**SOURCE PASSAGE:**
▬▬▬▬▬▬

A modular framework for red-teaming AI systems. You point an automated attacker (an optimizer) at an AI system (a target) and measure whether it can make the system misbehave according to the adversarial goal of a security claim, under a precisely defined level of access (a security domain scope).

APIs may change; see docs/reference/breaking-changes.md.

Overview

Target modules, optimizer modules, and security claims should generally be independent and freely combine; any optimizer can be used to attack any target. Some combinations may not make sense but should still technically run, such as running an optimizer, whose strategy attempts to elicit unsafe model behavior via only a user prompt, against a complex agent. Further, security claims may be specific to targets for precise claims, but the underlying target must still function without the security claim

TARGET

A target is a module that wraps or ports some real system target (except the provided simple ChatbotTarget). Such targets should remain functionally unchanged from the original work. Targets are general purpose. No matter their origin (benchmark, real system, ...) they should exist independently with their full capabilities connected to the framework

They must expose EVERY part of the system that may somehow be relevant to an attacker as an Observable or Controllable (and ConfigSpec & QuerySpec)

▬▬▬▬▬▬

**ENTRIES PROVIDED:**

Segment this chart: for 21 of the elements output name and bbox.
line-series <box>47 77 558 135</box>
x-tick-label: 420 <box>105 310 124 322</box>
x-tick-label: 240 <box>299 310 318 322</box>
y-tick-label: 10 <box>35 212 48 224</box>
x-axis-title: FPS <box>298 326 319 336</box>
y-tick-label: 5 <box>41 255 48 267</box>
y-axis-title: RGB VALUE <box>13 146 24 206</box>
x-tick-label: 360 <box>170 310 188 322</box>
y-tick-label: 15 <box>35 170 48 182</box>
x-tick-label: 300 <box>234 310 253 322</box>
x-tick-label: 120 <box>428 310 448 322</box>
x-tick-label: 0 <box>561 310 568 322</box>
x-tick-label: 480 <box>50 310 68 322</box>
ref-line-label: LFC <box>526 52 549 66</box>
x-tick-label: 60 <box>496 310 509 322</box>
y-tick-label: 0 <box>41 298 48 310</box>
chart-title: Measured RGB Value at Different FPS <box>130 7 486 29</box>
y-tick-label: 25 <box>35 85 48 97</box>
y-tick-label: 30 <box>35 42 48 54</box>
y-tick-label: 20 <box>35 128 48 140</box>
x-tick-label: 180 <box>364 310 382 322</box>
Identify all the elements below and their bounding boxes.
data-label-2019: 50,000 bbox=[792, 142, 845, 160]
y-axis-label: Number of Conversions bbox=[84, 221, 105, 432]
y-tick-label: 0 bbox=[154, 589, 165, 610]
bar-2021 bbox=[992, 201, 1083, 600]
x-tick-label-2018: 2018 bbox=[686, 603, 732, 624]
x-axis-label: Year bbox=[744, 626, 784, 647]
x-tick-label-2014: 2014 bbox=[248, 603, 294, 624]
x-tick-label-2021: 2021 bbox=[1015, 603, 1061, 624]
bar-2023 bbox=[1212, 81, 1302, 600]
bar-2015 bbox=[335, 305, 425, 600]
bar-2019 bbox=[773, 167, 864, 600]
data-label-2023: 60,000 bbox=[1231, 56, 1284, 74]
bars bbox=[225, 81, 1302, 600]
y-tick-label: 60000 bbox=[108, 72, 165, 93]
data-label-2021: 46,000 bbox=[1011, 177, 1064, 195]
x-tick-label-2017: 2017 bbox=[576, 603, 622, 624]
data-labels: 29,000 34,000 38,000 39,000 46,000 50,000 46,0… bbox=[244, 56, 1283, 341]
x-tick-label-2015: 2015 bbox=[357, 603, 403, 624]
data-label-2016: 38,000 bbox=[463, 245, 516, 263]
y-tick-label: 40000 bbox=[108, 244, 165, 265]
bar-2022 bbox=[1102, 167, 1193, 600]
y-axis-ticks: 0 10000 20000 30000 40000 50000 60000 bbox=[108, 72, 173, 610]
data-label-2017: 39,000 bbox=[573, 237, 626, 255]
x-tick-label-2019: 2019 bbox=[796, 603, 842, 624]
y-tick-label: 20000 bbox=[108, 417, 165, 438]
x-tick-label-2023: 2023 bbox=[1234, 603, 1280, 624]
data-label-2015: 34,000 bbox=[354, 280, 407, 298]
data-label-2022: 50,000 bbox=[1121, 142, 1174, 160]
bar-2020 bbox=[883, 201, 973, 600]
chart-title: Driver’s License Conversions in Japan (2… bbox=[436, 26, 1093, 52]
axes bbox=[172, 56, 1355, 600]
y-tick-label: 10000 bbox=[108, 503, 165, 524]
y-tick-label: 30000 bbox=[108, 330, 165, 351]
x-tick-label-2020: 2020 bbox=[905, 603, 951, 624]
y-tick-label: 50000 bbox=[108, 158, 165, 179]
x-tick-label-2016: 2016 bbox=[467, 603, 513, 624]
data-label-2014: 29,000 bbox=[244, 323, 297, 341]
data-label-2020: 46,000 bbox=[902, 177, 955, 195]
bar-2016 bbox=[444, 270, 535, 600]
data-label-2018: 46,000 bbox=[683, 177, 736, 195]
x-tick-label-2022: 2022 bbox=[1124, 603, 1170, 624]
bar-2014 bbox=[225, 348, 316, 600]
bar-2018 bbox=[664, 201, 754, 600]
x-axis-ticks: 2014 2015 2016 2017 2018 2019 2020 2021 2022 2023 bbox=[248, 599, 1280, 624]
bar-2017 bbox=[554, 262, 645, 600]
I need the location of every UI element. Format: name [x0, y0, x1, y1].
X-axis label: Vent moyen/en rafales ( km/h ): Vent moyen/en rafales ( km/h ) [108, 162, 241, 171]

▬▬▬▬▬▬

**TASKS TO CARRY OUT:**
a: In the red-teaming framework description, revise the stretch from "A modular framework" through "security domain scope).", putting "attack objective" in place of "adversarial goal".
b: Translate this sentence from the red-teaming framework description into Spanish: "Such targets should remain functionally unchanged from the original work."
Rely solely on the red-teaming framework description, not on the data.

**YOUR WRITTEN ANSWERS:**
a:
A modular framework for red-teaming AI systems. You point an automated attacker (an optimizer) at an AI system (a target) and measure whether it can make the system misbehave according to the attack objective of a security claim, under a precisely defined level of access (a security domain scope).

b: Dichos objetivos deben permanecer funcionalmente sin cambios con respecto al trabajo original.